Thanks in advance for advice
emil

Eviatar

unread,
Jan 6, 2011, 7:17:46 PM1/6/11
to sage-devel
I was also wondering about this. I think a lightweight binary
distribution without the entire devel directory could be useful (of
course as an alternative to the existing binary download). It would
decrease the download size dramatically.

I imagine that the reason this is not done is so development is "at
hand" to any user, and so there would be more chance of them
contributing. I think this is true. After all, most users, given a
choice of a normal version and a developer version which is double the
size, would probably download the former.

Robert Bradshaw

unread,
Jan 6, 2011, 8:43:21 PM1/6/11
to sage-...@googlegroups.com
On Thu, Jan 6, 2011 at 4:17 PM, Eviatar <eviat...@gmail.com> wrote:
> I was also wondering about this. I think a lightweight binary
> distribution without the entire devel directory could be useful (of
> course as an alternative to the existing binary download). It would
> decrease the download size dramatically.

○ ○ ○

* GOALS
a) In the sage-devel thread, what does Eviatar suggest leaving out of a lightweight binary distribution?
b) Please list every person's name that appears as a poster or sign-off in the sage-devel thread.
c) Continue the sage-devel thread from its last line.

* Region and label listings
○ ○ ○

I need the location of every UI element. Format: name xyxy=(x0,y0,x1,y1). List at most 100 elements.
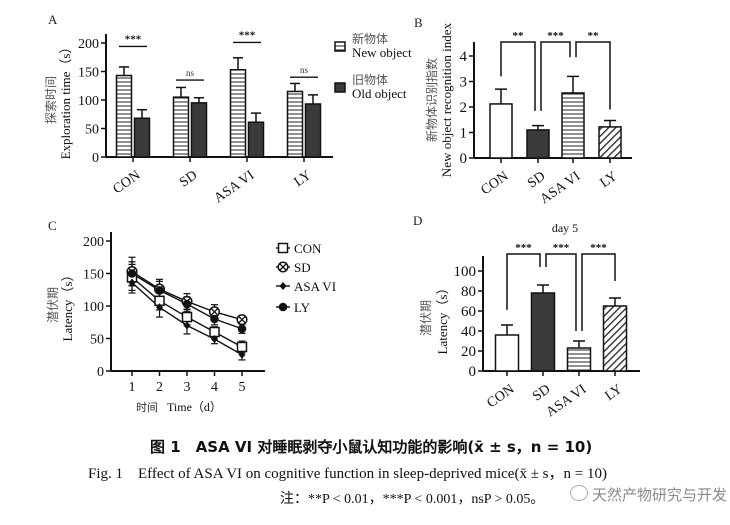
y-axis-label: Latency（s） xyxy=(60,269,75,342)
x-tick-label: 5 xyxy=(239,380,246,395)
data-point-con xyxy=(236,341,248,353)
data-point-sd-cross xyxy=(238,316,246,324)
y-axis-label-cn: 新物体识别指数 xyxy=(424,58,439,142)
bar xyxy=(494,334,520,372)
bar-new-object xyxy=(115,74,133,158)
panel-d-letter: D xyxy=(413,213,422,228)
data-point-ly xyxy=(155,286,164,295)
y-axis-label-cn: 潜伏期 xyxy=(419,300,433,336)
bar-new-object xyxy=(172,96,190,158)
chart-title: day 5 xyxy=(552,221,578,235)
comparison-bracket xyxy=(500,41,536,111)
x-category-label: SD xyxy=(177,168,200,191)
legend-label: New object xyxy=(352,45,412,60)
y-tick-label: 100 xyxy=(454,264,477,280)
x-tick-label: 2 xyxy=(156,380,163,395)
data-point-ly xyxy=(210,314,219,324)
significance-label: *** xyxy=(125,33,142,45)
comparison-label: ** xyxy=(513,30,525,42)
y-axis-label: Latency（s） xyxy=(435,282,450,355)
data-point-ly xyxy=(237,324,247,334)
x-tick-label: 4 xyxy=(211,380,218,395)
data-point-asa-vi xyxy=(156,303,163,312)
y-tick-label: 150 xyxy=(83,268,104,283)
comparison-bracket xyxy=(506,253,541,310)
y-axis-label: New object recognition index xyxy=(439,22,454,177)
y-tick-label: 200 xyxy=(78,37,99,52)
y-tick-label: 0 xyxy=(460,151,468,167)
x-category-label: SD xyxy=(530,382,553,405)
y-tick-label: 2 xyxy=(460,100,468,116)
significance-label: ns xyxy=(186,68,195,78)
y-axis-label: Exploration time（s） xyxy=(58,41,73,160)
comparison-label: *** xyxy=(547,30,564,42)
y-tick-label: 60 xyxy=(461,304,476,320)
x-axis-label: Time（d） xyxy=(167,400,222,414)
y-tick-label: 50 xyxy=(90,333,104,348)
data-point-asa-vi xyxy=(128,278,136,287)
legend-marker xyxy=(279,282,287,290)
comparison-bracket xyxy=(545,253,577,331)
data-point-ly xyxy=(182,299,192,309)
legend-swatch xyxy=(334,82,346,93)
legend-label: LY xyxy=(294,300,311,315)
bar xyxy=(602,305,628,372)
bar-old-object xyxy=(190,102,208,158)
y-tick-label: 40 xyxy=(461,324,476,340)
x-category-label: LY xyxy=(598,169,621,191)
y-tick-label: 50 xyxy=(85,123,99,138)
x-category-label: CON xyxy=(484,382,517,411)
legend-swatch xyxy=(334,41,346,52)
x-category-label: SD xyxy=(525,169,548,192)
bar-new-object xyxy=(229,69,247,158)
bar-old-object xyxy=(247,121,265,158)
y-tick-label: 0 xyxy=(469,364,477,380)
bar xyxy=(530,292,556,372)
panel-a-chart: 0 50 100 150 200 探索时间 Exploration time（s） *** CO… xyxy=(44,29,412,206)
x-axis-label-cn: 时间 xyxy=(136,401,158,414)
panel-a-letter: A xyxy=(48,12,58,27)
panel-b-letter: B xyxy=(414,15,423,30)
y-tick-label: 0 xyxy=(97,365,104,380)
x-category-label: CON xyxy=(110,168,143,197)
wechat-icon xyxy=(570,485,588,501)
y-tick-label: 80 xyxy=(461,284,476,300)
x-tick-label: 3 xyxy=(184,380,191,395)
legend-marker xyxy=(277,242,289,254)
caption-english: Fig. 1 Effect of ASA VI on cognitive fun… xyxy=(88,466,607,482)
y-tick-label: 100 xyxy=(83,300,104,315)
watermark-text: 天然产物研究与开发 xyxy=(592,486,728,504)
panel-b-chart: 0 1 2 3 4 新物体识别指数 New object recognition index… xyxy=(424,22,632,207)
x-category-label: ASA VI xyxy=(538,169,584,207)
comparison-label: *** xyxy=(590,242,607,254)
data-point-asa-vi xyxy=(238,350,246,359)
data-point-asa-vi xyxy=(183,321,191,330)
x-tick-label: 1 xyxy=(129,380,136,395)
x-category-label: LY xyxy=(292,168,315,190)
y-tick-label: 200 xyxy=(83,235,104,250)
comparison-label: *** xyxy=(553,242,570,254)
y-tick-label: 0 xyxy=(92,151,99,166)
comparison-label: ** xyxy=(588,30,600,42)
x-category-label: LY xyxy=(603,382,626,404)
x-category-label: CON xyxy=(478,169,511,198)
legend-label: CON xyxy=(294,241,322,256)
y-tick-label: 100 xyxy=(78,94,99,109)
comparison-bracket xyxy=(581,253,616,331)
bar xyxy=(526,129,550,159)
legend-label: Old object xyxy=(352,86,407,101)
data-point-ly xyxy=(127,269,137,278)
bar-new-object xyxy=(286,90,304,158)
comparison-bracket xyxy=(575,41,611,110)
y-tick-label: 1 xyxy=(460,126,468,142)
data-point-sd-cross xyxy=(211,308,218,316)
data-point-asa-vi xyxy=(211,335,218,344)
legend-label: SD xyxy=(294,260,311,275)
y-tick-label: 4 xyxy=(460,49,468,65)
significance-label: *** xyxy=(239,29,256,41)
bar xyxy=(489,103,513,159)
bar xyxy=(561,92,585,159)
x-category-label: ASA VI xyxy=(212,168,258,206)
y-tick-label: 20 xyxy=(461,344,476,360)
bar-old-object xyxy=(133,117,151,158)
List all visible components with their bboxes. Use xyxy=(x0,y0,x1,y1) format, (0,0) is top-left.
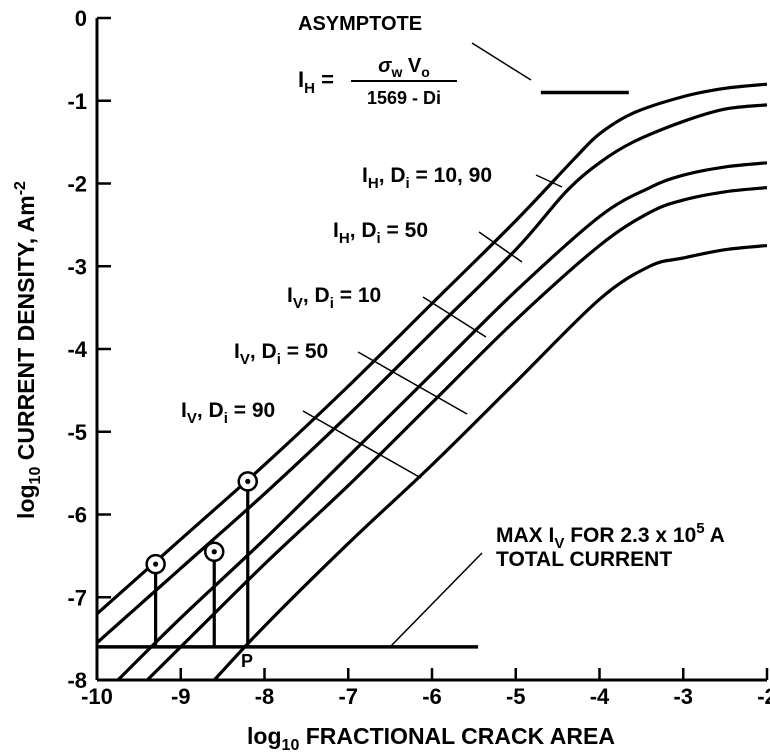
series-line-5 xyxy=(213,243,767,680)
max-iv-label: MAX IV FOR 2.3 x 105 A TOTAL CURRENT xyxy=(388,520,725,649)
curve-label-iv-50: IV, Di = 50 xyxy=(234,340,468,415)
y-tick-label: -3 xyxy=(67,254,87,279)
series-line-1 xyxy=(97,82,767,615)
y-tick-label: -8 xyxy=(67,668,87,693)
curve-label-iv-90: IV, Di = 90 xyxy=(181,399,422,479)
curve-label-ih-50: IH, Di = 50 xyxy=(333,219,523,263)
x-tick-label: -5 xyxy=(506,684,526,709)
svg-text:IV, Di = 90: IV, Di = 90 xyxy=(181,399,275,427)
stem-marker-dot xyxy=(153,561,159,567)
x-axis-label: log10 FRACTIONAL CRACK AREA xyxy=(247,723,615,754)
y-tick-label: -6 xyxy=(67,503,87,528)
asymptote-leader xyxy=(471,42,532,81)
y-tick-label: -4 xyxy=(67,337,87,362)
svg-text:1569 - Di: 1569 - Di xyxy=(367,88,441,108)
series-line-2 xyxy=(97,103,767,644)
svg-text:TOTAL CURRENT: TOTAL CURRENT xyxy=(496,548,672,571)
y-tick-label: -7 xyxy=(67,585,87,610)
x-tick-label: -6 xyxy=(422,684,442,709)
x-tick-label: -10 xyxy=(81,684,113,709)
y-ticks: 0 -1 -2 -3 -4 -5 -6 -7 -8 xyxy=(67,6,111,693)
axes xyxy=(95,18,767,682)
svg-text:IH, Di = 10, 90: IH, Di = 10, 90 xyxy=(362,164,492,192)
reference-lines xyxy=(97,90,629,649)
asymptote-title: ASYMPTOTE xyxy=(298,13,422,35)
stem-marker-dot xyxy=(211,549,217,555)
x-tick-label: -4 xyxy=(590,684,610,709)
curves xyxy=(97,82,767,680)
svg-text:IV, Di = 50: IV, Di = 50 xyxy=(234,340,328,368)
x-tick-label: -2 xyxy=(757,684,770,709)
curve-label-ih-10-90: IH, Di = 10, 90 xyxy=(362,164,563,192)
x-tick-label: -8 xyxy=(255,684,275,709)
y-tick-label: -5 xyxy=(67,420,87,445)
svg-text:σw Vo: σw Vo xyxy=(378,55,430,80)
x-ticks: -10 -9 -8 -7 -6 -5 -4 -3 -2 xyxy=(81,668,770,709)
curve-label-iv-10: IV, Di = 10 xyxy=(287,284,487,338)
stem-marker-dot xyxy=(245,478,251,484)
series-line-4 xyxy=(146,186,767,680)
x-tick-label: -7 xyxy=(338,684,358,709)
svg-text:IH =: IH = xyxy=(298,67,334,97)
y-tick-label: -2 xyxy=(67,172,87,197)
svg-text:IV, Di = 10: IV, Di = 10 xyxy=(287,284,381,312)
y-tick-label: 0 xyxy=(75,6,87,31)
asymptote-formula: IH = σw Vo 1569 - Di xyxy=(298,55,457,108)
svg-text:IH, Di = 50: IH, Di = 50 xyxy=(333,219,428,247)
stems xyxy=(145,471,258,647)
y-tick-label: -1 xyxy=(67,89,87,114)
x-tick-label: -9 xyxy=(171,684,191,709)
svg-text:MAX IV FOR 2.3 x 105 A: MAX IV FOR 2.3 x 105 A xyxy=(496,520,725,552)
point-p-label: P xyxy=(241,651,253,671)
series-line-3 xyxy=(116,161,767,680)
y-axis-label: log10 CURRENT DENSITY, Am-2 xyxy=(12,181,44,519)
x-tick-label: -3 xyxy=(673,684,693,709)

○ ○ ○

* RESULTS FOR THE EXERCISE
a) The entire devel directory.

b) emil, Eviatar, Robert Bradshaw

c)
Note that you can't just get rid of the the devel directory, as that's
where the compiled files sit as well as the sources. There's a lot of
hard and symbolic links laying around. Having the source around is
important for debugging and tracebacks (not just for development).

> I imagine that the reason this is not done is so development is "at
> hand" to any user, and so there would be more chance of them
> contributing. I think this is true.

+1, which has been essential to getting Sage where it is.

> After all, most users, given a
> choice of a normal version and a developer version which is double the
> size, would probably download the former.

The binaries do have empty spkgs, but I find it interesting that in
this day and age people would find, say (optimistically) 200MB small
enough but 350MB too big. Size is a concern, but mostly comes into
play when deciding whether it's worth including an spkg or some
pre-computed data.

- Robert

Justin C. Walker

unread,
Jan 7, 2011, 12:48:36 AM1/7/11
to sage-...@googlegroups.com

On Jan 6, 2011, at 11:59 , emil wrote:

> Is there any recommended procedere to make the resulting package
> smaller? I checked the package and e.g. found that dynamic libraries
> are not stripped.

I think you'll find that stripping (dynamic) libraries is counter-productive. But try it and let us know how it works :-}

> Also I found duplicate file entries in the directory tree. e.g.
> /devel/sage-main/build/lib.linux-i686-2.6 and
> /devel/sage-main/build/sage
> /devel/sage-main/sage
>
> contain lots of identical files. This are 100 MB+ directories, so no
> peanuts.

I think the issue is that, without the devel directory set up as it is, actual development won't work.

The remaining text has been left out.